* BEGIN Records provided *
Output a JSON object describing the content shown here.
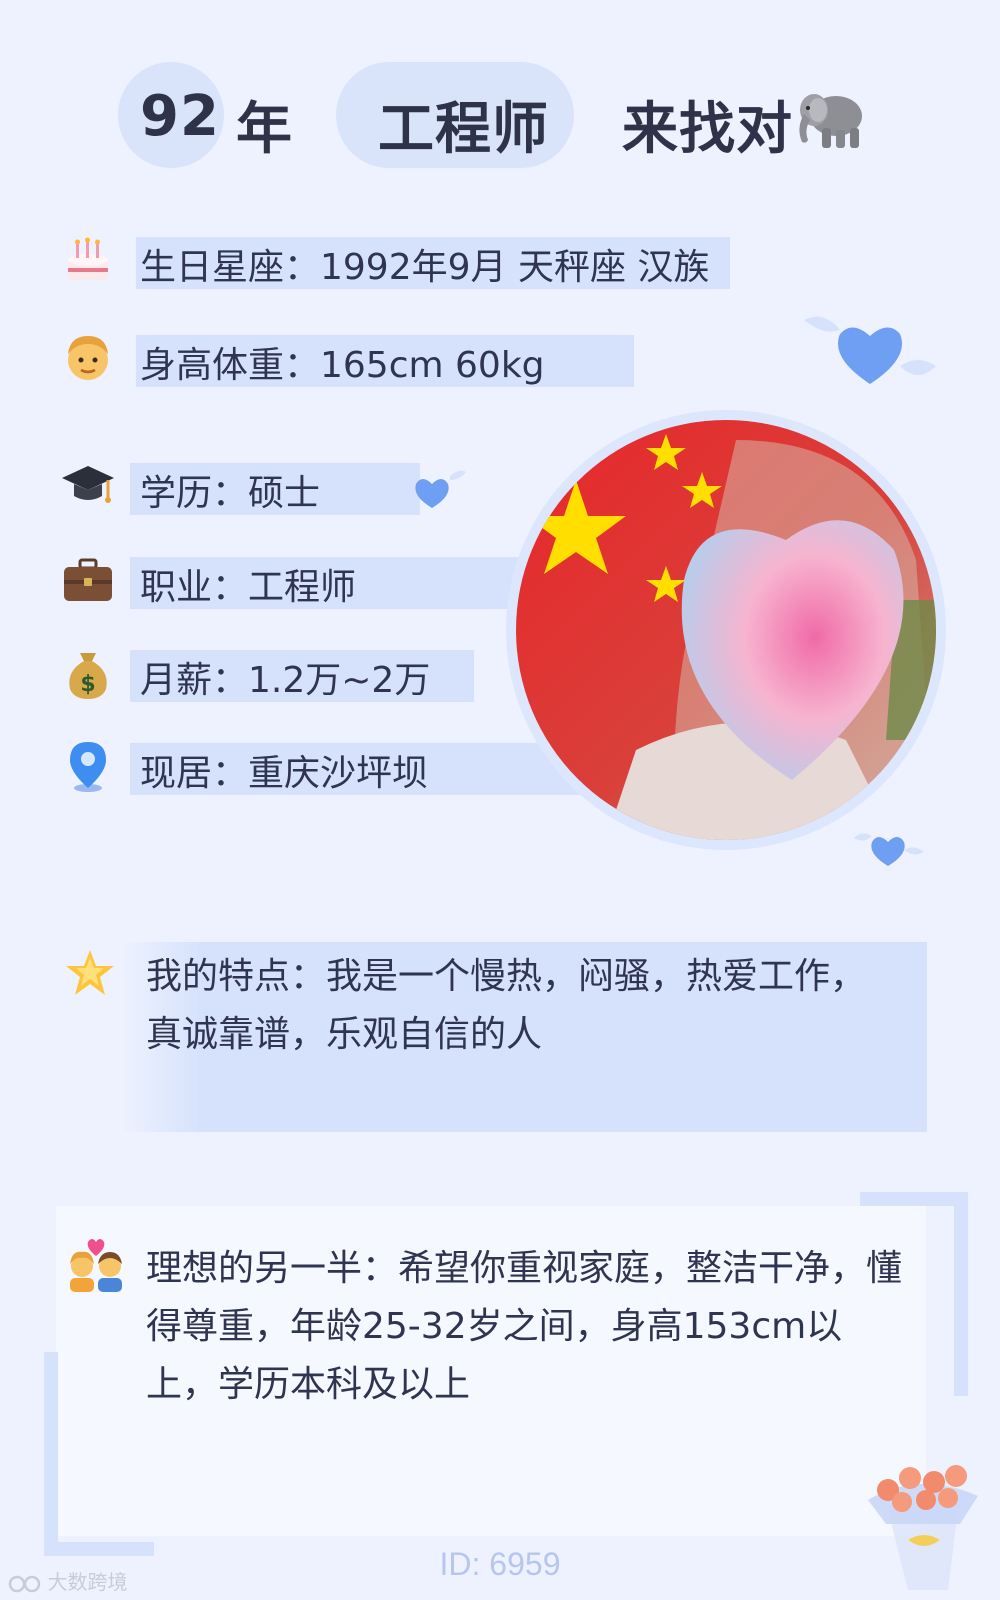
{
  "header": {
    "age": "92",
    "age_unit": "年",
    "occupation": "工程师",
    "tagline": "来找对",
    "tag_icon": "elephant-icon"
  },
  "info": [
    {
      "icon": "birthday-cake-icon",
      "text": "生日星座：1992年9月 天秤座 汉族"
    },
    {
      "icon": "man-face-icon",
      "text": "身高体重：165cm 60kg"
    },
    {
      "icon": "graduation-cap-icon",
      "text": "学历：硕士"
    },
    {
      "icon": "briefcase-icon",
      "text": "职业：工程师"
    },
    {
      "icon": "money-bag-icon",
      "text": "月薪：1.2万~2万"
    },
    {
      "icon": "location-pin-icon",
      "text": "现居：重庆沙坪坝"
    }
  ],
  "traits": {
    "icon": "star-icon",
    "text": "我的特点：我是一个慢热，闷骚，热爱工作，真诚靠谱，乐观自信的人"
  },
  "ideal": {
    "icon": "couple-heart-icon",
    "text": "理想的另一半：希望你重视家庭，整洁干净，懂得尊重，年龄25-32岁之间，身高153cm以上，学历本科及以上"
  },
  "footer": {
    "id_text": "ID: 6959",
    "watermark": "大数跨境"
  },
  "colors": {
    "background": "#eef2fe",
    "highlight": "#d6e2fc",
    "heart_blue": "#6f9ff2",
    "text": "#2f3450"
  }
}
* END Records provided *
* [Task to complete] Copy and report every line where the word "icon" is present.

* [Answer to this problem]
    "tag_icon": "elephant-icon"
      "icon": "birthday-cake-icon",
      "icon": "man-face-icon",
      "icon": "graduation-cap-icon",
      "icon": "briefcase-icon",
      "icon": "money-bag-icon",
      "icon": "location-pin-icon",
    "icon": "star-icon",
    "icon": "couple-heart-icon",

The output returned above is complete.